» **Do this**:
Identify the lines that include the word "JSON", then copy all of them.
↓
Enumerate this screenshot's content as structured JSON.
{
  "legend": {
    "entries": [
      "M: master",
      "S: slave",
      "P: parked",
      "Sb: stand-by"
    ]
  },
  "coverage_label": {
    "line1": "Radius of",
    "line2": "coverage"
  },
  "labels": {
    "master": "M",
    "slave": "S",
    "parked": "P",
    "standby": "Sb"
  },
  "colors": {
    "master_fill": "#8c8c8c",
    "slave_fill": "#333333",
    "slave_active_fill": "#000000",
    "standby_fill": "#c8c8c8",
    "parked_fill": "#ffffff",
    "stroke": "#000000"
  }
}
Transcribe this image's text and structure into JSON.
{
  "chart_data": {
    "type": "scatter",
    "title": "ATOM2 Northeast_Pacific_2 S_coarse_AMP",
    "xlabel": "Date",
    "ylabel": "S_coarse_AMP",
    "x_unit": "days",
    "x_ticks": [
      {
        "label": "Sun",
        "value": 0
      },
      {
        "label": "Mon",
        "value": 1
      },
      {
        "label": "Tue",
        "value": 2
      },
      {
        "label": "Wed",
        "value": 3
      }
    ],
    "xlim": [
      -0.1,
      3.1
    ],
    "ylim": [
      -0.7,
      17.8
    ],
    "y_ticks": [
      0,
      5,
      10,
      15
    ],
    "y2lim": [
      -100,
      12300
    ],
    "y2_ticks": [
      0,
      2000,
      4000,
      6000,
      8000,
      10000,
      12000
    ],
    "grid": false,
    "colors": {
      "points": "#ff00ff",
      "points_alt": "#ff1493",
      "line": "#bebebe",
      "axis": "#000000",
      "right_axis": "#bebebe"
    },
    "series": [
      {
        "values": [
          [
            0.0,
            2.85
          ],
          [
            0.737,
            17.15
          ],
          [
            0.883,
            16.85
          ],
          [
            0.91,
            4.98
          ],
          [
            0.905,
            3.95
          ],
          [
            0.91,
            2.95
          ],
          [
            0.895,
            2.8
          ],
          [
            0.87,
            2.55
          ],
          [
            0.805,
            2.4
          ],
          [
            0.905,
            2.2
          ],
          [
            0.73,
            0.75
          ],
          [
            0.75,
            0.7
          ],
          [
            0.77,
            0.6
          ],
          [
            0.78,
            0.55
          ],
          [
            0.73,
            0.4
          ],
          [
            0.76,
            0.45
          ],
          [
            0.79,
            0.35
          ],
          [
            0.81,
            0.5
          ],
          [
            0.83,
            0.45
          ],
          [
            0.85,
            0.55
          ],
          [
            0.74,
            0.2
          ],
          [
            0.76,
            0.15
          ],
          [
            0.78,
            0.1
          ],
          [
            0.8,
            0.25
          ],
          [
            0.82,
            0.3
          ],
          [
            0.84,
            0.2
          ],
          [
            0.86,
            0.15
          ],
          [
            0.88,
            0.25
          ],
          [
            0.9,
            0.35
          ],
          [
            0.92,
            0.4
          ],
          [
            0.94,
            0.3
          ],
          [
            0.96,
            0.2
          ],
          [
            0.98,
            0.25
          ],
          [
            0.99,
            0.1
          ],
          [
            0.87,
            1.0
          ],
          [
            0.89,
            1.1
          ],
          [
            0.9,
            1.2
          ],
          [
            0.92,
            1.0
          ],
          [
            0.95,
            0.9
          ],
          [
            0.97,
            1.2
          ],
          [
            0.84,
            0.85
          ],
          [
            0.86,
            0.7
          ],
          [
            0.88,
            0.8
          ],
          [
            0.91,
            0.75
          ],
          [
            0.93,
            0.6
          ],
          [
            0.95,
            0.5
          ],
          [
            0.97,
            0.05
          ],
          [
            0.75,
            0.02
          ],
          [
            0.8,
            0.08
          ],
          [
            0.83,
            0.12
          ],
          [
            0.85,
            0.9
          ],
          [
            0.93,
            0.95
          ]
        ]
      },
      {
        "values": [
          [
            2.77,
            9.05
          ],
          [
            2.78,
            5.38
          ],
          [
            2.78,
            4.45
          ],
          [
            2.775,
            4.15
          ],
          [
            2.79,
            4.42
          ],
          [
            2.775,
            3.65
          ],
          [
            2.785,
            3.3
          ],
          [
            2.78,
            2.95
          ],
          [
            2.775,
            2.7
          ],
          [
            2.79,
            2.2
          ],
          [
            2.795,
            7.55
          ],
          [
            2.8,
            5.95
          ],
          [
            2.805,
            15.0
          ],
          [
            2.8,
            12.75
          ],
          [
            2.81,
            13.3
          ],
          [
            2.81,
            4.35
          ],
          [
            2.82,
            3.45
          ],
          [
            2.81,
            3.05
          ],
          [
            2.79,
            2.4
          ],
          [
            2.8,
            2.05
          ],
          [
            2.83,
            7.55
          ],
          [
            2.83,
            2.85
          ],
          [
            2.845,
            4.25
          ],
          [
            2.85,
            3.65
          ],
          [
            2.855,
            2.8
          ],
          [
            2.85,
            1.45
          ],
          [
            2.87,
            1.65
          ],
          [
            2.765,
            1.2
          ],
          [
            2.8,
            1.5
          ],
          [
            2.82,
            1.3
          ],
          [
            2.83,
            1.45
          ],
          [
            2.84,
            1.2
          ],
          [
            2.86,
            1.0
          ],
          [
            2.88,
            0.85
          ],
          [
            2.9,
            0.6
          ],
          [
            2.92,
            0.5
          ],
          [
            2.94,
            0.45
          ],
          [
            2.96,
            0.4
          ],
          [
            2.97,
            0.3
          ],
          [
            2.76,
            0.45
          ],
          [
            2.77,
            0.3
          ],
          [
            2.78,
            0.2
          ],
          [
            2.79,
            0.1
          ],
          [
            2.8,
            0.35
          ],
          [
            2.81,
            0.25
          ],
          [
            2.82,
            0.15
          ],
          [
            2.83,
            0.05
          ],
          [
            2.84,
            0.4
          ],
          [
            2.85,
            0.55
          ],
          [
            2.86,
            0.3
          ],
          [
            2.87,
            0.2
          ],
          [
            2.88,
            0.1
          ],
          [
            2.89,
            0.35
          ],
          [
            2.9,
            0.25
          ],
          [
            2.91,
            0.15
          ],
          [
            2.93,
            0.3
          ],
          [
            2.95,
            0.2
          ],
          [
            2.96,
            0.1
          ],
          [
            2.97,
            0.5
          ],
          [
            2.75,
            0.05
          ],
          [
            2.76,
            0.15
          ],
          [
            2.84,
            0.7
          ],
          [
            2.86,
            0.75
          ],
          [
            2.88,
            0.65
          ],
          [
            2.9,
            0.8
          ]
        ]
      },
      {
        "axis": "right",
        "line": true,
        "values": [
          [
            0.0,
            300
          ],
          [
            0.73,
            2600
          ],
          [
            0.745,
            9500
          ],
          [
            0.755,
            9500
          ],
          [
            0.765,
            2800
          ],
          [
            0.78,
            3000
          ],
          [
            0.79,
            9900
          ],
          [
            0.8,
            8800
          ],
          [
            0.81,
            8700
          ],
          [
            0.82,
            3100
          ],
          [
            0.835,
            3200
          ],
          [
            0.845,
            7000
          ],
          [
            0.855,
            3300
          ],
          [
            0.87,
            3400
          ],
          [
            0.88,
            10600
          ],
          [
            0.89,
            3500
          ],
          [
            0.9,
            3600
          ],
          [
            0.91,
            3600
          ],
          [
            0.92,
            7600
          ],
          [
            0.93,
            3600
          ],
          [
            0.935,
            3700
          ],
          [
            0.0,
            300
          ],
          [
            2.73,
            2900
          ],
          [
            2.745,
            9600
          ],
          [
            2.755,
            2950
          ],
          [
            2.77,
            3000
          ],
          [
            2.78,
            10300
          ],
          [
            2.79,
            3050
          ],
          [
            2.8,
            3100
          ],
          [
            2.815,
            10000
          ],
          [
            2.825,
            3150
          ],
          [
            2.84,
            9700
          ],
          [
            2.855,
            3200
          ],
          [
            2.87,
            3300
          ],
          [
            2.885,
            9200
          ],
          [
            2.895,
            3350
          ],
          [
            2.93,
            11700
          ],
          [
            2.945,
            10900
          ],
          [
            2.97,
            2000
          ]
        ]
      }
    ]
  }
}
↑
» **Task result**:
Enumerate this screenshot's content as structured JSON.
Transcribe this image's text and structure into JSON.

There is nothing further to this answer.